# WHAT YOU WILL DO
Reproduce every entry exactly.

=== RECORDS SHOWN ===

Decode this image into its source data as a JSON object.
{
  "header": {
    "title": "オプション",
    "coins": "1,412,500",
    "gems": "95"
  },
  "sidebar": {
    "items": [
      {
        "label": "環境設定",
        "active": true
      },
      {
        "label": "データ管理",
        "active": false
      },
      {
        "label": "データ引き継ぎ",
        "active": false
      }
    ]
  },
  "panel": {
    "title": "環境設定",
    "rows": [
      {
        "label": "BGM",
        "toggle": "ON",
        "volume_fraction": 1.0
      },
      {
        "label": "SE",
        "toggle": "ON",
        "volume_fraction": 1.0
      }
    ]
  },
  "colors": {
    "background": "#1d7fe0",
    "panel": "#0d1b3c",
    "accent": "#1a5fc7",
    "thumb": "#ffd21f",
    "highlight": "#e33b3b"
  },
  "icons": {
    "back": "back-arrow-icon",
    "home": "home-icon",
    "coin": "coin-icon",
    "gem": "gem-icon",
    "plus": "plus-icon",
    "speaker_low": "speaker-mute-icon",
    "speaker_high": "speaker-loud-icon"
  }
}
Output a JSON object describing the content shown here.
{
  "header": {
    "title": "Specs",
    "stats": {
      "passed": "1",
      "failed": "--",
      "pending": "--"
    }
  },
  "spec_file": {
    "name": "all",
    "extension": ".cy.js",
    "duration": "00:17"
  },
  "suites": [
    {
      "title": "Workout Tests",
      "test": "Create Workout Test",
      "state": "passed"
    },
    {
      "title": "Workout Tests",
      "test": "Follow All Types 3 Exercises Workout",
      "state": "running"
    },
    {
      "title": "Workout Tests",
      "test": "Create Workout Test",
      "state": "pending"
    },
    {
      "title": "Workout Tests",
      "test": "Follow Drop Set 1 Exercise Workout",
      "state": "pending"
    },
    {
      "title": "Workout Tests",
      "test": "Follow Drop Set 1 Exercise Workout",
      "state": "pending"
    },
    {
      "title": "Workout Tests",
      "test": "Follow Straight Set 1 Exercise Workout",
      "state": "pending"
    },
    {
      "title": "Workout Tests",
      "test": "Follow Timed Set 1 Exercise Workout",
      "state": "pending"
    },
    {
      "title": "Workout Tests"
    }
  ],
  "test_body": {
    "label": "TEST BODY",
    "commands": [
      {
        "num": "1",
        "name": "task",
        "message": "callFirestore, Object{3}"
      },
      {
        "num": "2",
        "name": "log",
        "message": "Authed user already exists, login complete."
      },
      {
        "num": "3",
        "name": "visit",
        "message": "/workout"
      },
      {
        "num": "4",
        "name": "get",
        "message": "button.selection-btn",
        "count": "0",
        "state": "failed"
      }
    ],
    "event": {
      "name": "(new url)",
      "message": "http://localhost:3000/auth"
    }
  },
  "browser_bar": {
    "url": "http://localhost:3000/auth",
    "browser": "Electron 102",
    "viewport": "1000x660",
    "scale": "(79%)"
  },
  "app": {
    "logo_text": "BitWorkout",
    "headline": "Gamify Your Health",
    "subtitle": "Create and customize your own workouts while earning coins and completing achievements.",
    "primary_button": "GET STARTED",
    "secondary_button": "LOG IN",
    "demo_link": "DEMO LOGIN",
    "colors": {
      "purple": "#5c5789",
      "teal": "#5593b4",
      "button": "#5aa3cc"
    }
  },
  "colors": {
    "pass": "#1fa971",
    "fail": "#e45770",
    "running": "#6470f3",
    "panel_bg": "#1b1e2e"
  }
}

===

# FINAL ANSWER
Decode this image into its source data as a JSON object.
{
  "header": {
    "title": "オプション",
    "coins": "1,412,500",
    "gems": "95"
  },
  "sidebar": {
    "items": [
      {
        "label": "環境設定",
        "active": true
      },
      {
        "label": "データ管理",
        "active": false
      },
      {
        "label": "データ引き継ぎ",
        "active": false
      }
    ]
  },
  "panel": {
    "title": "環境設定",
    "rows": [
      {
        "label": "BGM",
        "toggle": "ON",
        "volume_fraction": 1.0
      },
      {
        "label": "SE",
        "toggle": "ON",
        "volume_fraction": 1.0
      }
    ]
  },
  "colors": {
    "background": "#1d7fe0",
    "panel": "#0d1b3c",
    "accent": "#1a5fc7",
    "thumb": "#ffd21f",
    "highlight": "#e33b3b"
  },
  "icons": {
    "back": "back-arrow-icon",
    "home": "home-icon",
    "coin": "coin-icon",
    "gem": "gem-icon",
    "plus": "plus-icon",
    "speaker_low": "speaker-mute-icon",
    "speaker_high": "speaker-loud-icon"
  }
}
Output a JSON object describing the content shown here.
{
  "header": {
    "title": "Specs",
    "stats": {
      "passed": "1",
      "failed": "--",
      "pending": "--"
    }
  },
  "spec_file": {
    "name": "all",
    "extension": ".cy.js",
    "duration": "00:17"
  },
  "suites": [
    {
      "title": "Workout Tests",
      "test": "Create Workout Test",
      "state": "passed"
    },
    {
      "title": "Workout Tests",
      "test": "Follow All Types 3 Exercises Workout",
      "state": "running"
    },
    {
      "title": "Workout Tests",
      "test": "Create Workout Test",
      "state": "pending"
    },
    {
      "title": "Workout Tests",
      "test": "Follow Drop Set 1 Exercise Workout",
      "state": "pending"
    },
    {
      "title": "Workout Tests",
      "test": "Follow Drop Set 1 Exercise Workout",
      "state": "pending"
    },
    {
      "title": "Workout Tests",
      "test": "Follow Straight Set 1 Exercise Workout",
      "state": "pending"
    },
    {
      "title": "Workout Tests",
      "test": "Follow Timed Set 1 Exercise Workout",
      "state": "pending"
    },
    {
      "title": "Workout Tests"
    }
  ],
  "test_body": {
    "label": "TEST BODY",
    "commands": [
      {
        "num": "1",
        "name": "task",
        "message": "callFirestore, Object{3}"
      },
      {
        "num": "2",
        "name": "log",
        "message": "Authed user already exists, login complete."
      },
      {
        "num": "3",
        "name": "visit",
        "message": "/workout"
      },
      {
        "num": "4",
        "name": "get",
        "message": "button.selection-btn",
        "count": "0",
        "state": "failed"
      }
    ],
    "event": {
      "name": "(new url)",
      "message": "http://localhost:3000/auth"
    }
  },
  "browser_bar": {
    "url": "http://localhost:3000/auth",
    "browser": "Electron 102",
    "viewport": "1000x660",
    "scale": "(79%)"
  },
  "app": {
    "logo_text": "BitWorkout",
    "headline": "Gamify Your Health",
    "subtitle": "Create and customize your own workouts while earning coins and completing achievements.",
    "primary_button": "GET STARTED",
    "secondary_button": "LOG IN",
    "demo_link": "DEMO LOGIN",
    "colors": {
      "purple": "#5c5789",
      "teal": "#5593b4",
      "button": "#5aa3cc"
    }
  },
  "colors": {
    "pass": "#1fa971",
    "fail": "#e45770",
    "running": "#6470f3",
    "panel_bg": "#1b1e2e"
  }
}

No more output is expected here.